■ **WHAT YOU HAVE TO DO**
Identify and reproduce every line holding the string "Молодь".

* BEGIN DATA ENTRIES *

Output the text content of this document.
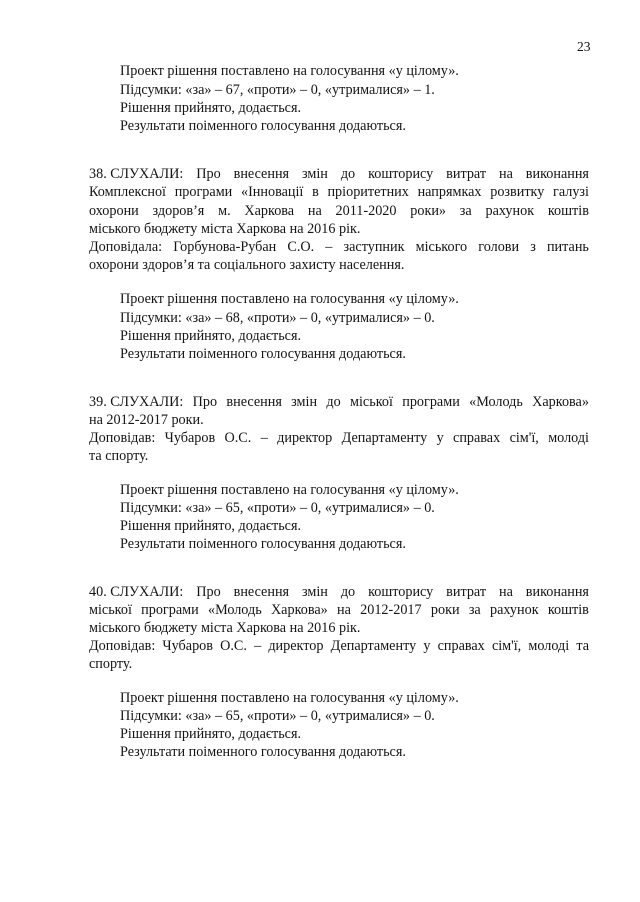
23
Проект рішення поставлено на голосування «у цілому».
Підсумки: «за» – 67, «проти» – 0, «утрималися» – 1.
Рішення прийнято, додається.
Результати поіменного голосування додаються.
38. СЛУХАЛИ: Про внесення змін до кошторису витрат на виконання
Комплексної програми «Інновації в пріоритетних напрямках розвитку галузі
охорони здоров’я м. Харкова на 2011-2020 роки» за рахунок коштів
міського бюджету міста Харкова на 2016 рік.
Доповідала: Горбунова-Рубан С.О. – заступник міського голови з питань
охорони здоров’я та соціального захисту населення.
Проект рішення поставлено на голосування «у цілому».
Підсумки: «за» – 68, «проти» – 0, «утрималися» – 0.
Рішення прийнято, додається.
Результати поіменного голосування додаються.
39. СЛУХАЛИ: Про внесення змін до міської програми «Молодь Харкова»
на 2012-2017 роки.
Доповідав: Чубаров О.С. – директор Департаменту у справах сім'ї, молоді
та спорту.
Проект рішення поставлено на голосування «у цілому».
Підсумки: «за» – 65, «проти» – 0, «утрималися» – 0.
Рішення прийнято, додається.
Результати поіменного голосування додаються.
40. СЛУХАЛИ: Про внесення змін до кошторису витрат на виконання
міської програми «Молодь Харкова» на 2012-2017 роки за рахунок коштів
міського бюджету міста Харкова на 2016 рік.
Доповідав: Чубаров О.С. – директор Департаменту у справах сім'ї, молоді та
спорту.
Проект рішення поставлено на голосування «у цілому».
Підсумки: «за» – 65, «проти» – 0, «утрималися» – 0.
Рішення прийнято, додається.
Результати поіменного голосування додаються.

* END DATA ENTRIES *

■ **RESPONSE FOR THIS EXERCISE**
39. СЛУХАЛИ: Про внесення змін до міської програми «Молодь Харкова»
міської програми «Молодь Харкова» на 2012-2017 роки за рахунок коштів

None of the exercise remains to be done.